_THE EXERCISE_. Leaving out all images, write out the records that follow exactly.

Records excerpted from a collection
>> begin

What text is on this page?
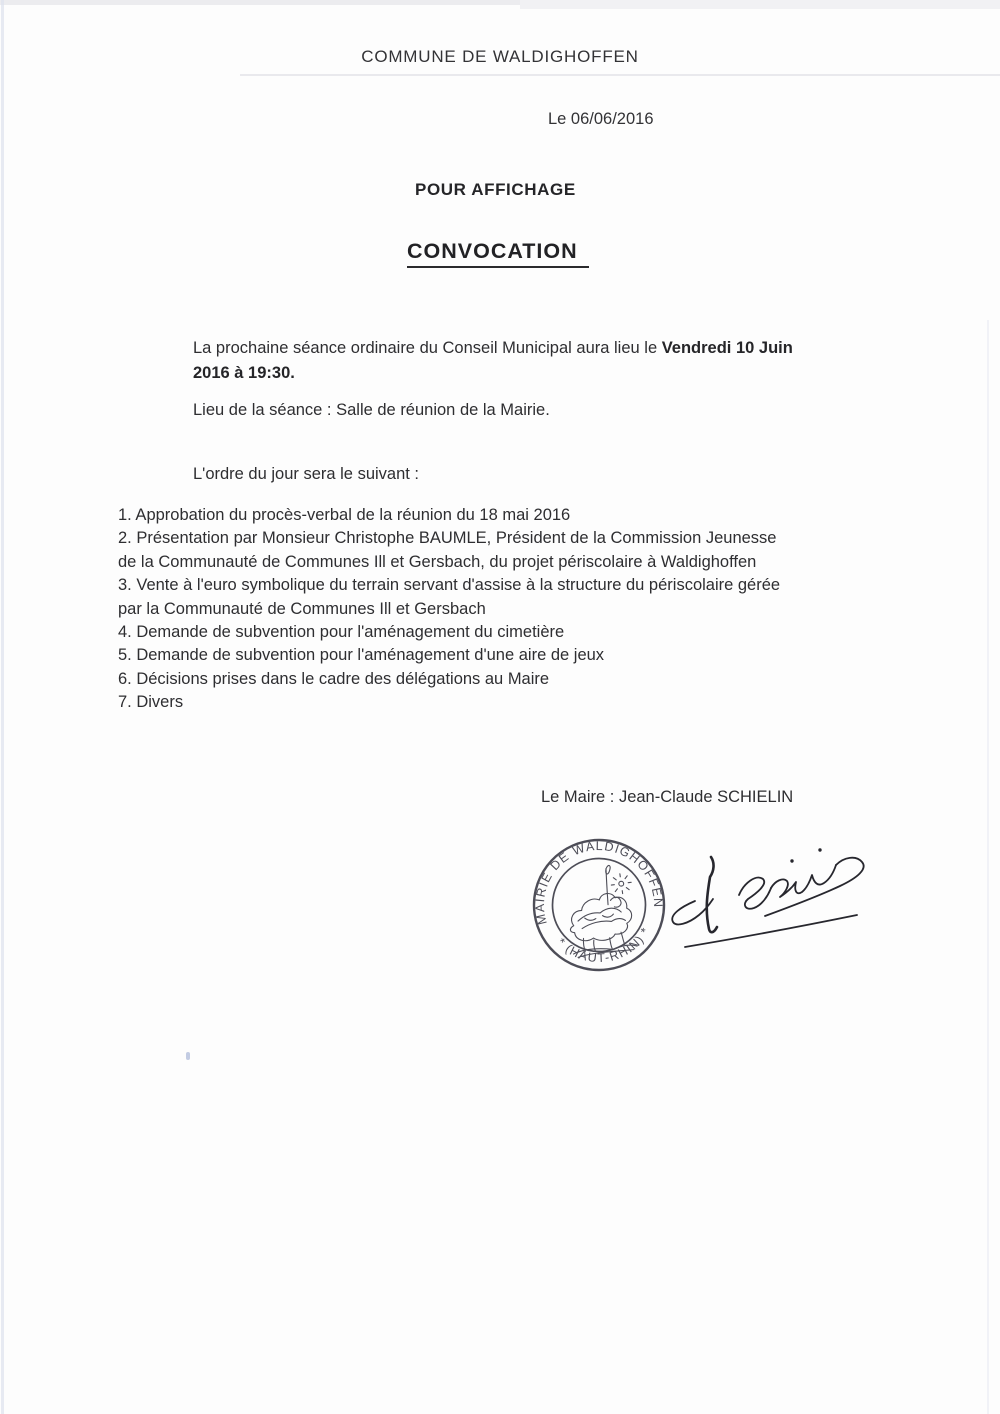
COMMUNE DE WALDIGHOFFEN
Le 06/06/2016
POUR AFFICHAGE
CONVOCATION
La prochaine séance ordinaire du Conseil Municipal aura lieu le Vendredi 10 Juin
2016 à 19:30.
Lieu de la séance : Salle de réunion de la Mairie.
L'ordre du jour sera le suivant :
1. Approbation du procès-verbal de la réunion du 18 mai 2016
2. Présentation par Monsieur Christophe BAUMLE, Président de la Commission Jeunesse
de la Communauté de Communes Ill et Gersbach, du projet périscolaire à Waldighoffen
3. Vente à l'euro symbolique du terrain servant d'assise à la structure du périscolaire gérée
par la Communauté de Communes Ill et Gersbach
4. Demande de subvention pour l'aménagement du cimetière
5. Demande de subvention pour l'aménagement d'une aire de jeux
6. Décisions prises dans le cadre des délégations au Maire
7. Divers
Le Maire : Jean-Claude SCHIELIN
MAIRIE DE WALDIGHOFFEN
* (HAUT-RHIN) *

>> end

_THE RESPONSE_.
What text is on this page?
COMMUNE DE WALDIGHOFFEN
Le 06/06/2016
POUR AFFICHAGE
CONVOCATION
La prochaine séance ordinaire du Conseil Municipal aura lieu le Vendredi 10 Juin
2016 à 19:30.
Lieu de la séance : Salle de réunion de la Mairie.
L'ordre du jour sera le suivant :
1. Approbation du procès-verbal de la réunion du 18 mai 2016
2. Présentation par Monsieur Christophe BAUMLE, Président de la Commission Jeunesse
de la Communauté de Communes Ill et Gersbach, du projet périscolaire à Waldighoffen
3. Vente à l'euro symbolique du terrain servant d'assise à la structure du périscolaire gérée
par la Communauté de Communes Ill et Gersbach
4. Demande de subvention pour l'aménagement du cimetière
5. Demande de subvention pour l'aménagement d'une aire de jeux
6. Décisions prises dans le cadre des délégations au Maire
7. Divers
Le Maire : Jean-Claude SCHIELIN
MAIRIE DE WALDIGHOFFEN
* (HAUT-RHIN) *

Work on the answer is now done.